Work instructions: Everything from the line containing "Give me a plain-text" through the final line of the records must be transcribed verbatim; nothing else belongs in the result.
___
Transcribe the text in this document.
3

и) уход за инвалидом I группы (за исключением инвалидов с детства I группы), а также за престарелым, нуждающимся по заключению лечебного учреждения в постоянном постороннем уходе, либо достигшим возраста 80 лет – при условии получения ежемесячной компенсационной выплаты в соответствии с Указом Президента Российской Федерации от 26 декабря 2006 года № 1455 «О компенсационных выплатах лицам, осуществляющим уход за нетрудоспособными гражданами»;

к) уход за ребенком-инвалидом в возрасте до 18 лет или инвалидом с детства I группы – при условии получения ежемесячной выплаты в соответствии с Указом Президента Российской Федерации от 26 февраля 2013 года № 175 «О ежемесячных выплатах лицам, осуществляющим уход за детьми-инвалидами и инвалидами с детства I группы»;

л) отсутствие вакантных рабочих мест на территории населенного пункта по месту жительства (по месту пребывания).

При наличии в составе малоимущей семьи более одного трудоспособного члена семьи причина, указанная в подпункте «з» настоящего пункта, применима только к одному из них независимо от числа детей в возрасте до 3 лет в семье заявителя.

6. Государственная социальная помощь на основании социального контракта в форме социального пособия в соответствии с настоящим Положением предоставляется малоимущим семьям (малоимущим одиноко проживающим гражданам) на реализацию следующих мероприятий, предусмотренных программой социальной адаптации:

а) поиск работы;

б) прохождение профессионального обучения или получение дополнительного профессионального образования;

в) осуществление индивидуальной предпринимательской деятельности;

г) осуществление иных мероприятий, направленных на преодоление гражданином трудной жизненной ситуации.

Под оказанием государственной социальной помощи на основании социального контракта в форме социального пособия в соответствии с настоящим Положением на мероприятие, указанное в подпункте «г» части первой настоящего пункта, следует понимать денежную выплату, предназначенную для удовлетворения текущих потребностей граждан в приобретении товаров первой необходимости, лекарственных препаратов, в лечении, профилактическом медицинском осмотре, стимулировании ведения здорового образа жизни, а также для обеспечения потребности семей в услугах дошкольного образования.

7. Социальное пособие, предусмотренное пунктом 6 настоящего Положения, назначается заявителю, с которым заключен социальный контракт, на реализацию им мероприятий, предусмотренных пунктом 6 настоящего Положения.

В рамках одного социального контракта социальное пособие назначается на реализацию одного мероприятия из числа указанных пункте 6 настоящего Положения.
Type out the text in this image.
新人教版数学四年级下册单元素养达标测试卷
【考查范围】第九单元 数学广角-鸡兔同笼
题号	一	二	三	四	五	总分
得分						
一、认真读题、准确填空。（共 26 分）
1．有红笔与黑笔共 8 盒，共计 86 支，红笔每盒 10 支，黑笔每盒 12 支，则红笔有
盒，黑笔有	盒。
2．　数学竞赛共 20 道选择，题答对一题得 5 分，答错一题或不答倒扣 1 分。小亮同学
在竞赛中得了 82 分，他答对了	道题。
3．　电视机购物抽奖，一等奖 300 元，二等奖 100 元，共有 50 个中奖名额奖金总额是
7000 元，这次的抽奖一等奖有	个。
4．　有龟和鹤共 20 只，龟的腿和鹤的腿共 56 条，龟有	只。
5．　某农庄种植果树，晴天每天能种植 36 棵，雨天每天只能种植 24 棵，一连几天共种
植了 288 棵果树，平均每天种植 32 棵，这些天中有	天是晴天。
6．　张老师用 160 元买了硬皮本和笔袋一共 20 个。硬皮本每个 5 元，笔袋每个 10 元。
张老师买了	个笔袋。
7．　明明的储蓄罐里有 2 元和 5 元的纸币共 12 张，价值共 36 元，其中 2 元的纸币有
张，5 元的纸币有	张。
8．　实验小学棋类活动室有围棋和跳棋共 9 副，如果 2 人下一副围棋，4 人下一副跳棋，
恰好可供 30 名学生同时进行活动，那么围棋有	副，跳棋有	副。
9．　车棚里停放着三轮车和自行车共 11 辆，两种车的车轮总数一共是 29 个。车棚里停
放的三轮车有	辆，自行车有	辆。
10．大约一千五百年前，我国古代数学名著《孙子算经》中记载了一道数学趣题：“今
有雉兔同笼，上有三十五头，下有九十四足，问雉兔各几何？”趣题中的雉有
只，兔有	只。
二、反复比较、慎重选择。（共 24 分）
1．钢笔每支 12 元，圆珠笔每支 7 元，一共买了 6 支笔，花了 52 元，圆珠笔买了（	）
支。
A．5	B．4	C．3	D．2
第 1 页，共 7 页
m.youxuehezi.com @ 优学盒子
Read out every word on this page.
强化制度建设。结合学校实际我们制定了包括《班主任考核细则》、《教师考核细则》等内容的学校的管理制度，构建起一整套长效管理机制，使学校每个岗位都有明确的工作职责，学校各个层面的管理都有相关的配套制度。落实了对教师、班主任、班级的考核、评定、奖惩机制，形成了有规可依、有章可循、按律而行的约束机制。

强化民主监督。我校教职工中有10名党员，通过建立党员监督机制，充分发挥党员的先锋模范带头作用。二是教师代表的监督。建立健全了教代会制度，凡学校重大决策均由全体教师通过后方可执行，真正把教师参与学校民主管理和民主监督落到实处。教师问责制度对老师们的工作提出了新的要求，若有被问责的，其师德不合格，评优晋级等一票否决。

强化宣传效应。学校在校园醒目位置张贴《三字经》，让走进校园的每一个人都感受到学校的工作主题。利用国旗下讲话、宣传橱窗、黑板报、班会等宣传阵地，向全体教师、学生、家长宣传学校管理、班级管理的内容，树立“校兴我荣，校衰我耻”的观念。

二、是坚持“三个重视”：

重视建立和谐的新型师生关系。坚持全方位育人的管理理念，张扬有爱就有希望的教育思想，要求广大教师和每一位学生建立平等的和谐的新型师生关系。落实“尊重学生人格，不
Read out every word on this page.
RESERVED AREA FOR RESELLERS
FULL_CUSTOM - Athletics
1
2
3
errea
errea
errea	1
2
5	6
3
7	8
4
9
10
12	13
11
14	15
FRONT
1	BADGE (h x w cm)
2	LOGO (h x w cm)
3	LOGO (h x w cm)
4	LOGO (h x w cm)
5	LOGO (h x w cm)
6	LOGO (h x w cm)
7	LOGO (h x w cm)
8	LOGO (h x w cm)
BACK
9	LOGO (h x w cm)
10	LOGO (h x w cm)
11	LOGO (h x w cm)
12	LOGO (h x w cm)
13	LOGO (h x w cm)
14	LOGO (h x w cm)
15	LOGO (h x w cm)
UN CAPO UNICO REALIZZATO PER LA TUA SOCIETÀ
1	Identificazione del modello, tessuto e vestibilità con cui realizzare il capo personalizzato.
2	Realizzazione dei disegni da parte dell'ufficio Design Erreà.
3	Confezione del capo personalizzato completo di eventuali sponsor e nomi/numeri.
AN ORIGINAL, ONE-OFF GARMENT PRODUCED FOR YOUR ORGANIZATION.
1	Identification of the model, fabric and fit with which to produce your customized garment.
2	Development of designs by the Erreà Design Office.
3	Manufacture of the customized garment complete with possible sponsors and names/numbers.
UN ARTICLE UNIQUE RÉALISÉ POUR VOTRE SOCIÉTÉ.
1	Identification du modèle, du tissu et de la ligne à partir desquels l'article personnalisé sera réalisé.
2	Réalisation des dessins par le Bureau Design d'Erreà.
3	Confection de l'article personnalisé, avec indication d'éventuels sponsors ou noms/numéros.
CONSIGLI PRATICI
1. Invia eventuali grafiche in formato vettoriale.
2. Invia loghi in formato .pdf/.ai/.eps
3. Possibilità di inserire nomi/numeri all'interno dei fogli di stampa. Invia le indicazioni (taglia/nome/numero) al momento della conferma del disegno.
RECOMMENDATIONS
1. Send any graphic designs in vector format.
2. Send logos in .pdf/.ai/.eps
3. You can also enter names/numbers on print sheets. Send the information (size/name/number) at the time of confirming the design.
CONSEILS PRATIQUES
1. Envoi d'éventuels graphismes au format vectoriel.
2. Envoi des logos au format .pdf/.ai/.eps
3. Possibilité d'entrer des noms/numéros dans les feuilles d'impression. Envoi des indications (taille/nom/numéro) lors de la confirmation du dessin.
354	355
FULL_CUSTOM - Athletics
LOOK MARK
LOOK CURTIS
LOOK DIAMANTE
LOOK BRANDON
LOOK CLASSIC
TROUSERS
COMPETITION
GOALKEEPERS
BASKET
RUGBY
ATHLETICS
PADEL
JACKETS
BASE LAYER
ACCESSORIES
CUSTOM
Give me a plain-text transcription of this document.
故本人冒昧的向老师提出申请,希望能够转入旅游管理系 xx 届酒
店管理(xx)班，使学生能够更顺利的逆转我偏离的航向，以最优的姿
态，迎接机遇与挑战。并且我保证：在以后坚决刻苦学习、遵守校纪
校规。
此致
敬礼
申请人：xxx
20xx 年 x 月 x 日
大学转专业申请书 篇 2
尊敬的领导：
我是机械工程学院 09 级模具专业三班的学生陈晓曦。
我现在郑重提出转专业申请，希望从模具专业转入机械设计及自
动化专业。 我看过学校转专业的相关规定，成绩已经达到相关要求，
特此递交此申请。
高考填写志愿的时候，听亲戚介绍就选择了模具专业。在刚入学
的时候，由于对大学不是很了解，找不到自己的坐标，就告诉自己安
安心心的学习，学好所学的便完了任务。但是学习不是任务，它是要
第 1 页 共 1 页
___
Answer to this problem:
Give me a plain-text transcription of this document.
故本人冒昧的向老师提出申请,希望能够转入旅游管理系 xx 届酒
店管理(xx)班，使学生能够更顺利的逆转我偏离的航向，以最优的姿
态，迎接机遇与挑战。并且我保证：在以后坚决刻苦学习、遵守校纪
校规。
此致
敬礼
申请人：xxx
20xx 年 x 月 x 日
大学转专业申请书 篇 2
尊敬的领导：
我是机械工程学院 09 级模具专业三班的学生陈晓曦。
我现在郑重提出转专业申请，希望从模具专业转入机械设计及自
动化专业。 我看过学校转专业的相关规定，成绩已经达到相关要求，
特此递交此申请。
高考填写志愿的时候，听亲戚介绍就选择了模具专业。在刚入学
的时候，由于对大学不是很了解，找不到自己的坐标，就告诉自己安
安心心的学习，学好所学的便完了任务。但是学习不是任务，它是要
第 1 页 共 1 页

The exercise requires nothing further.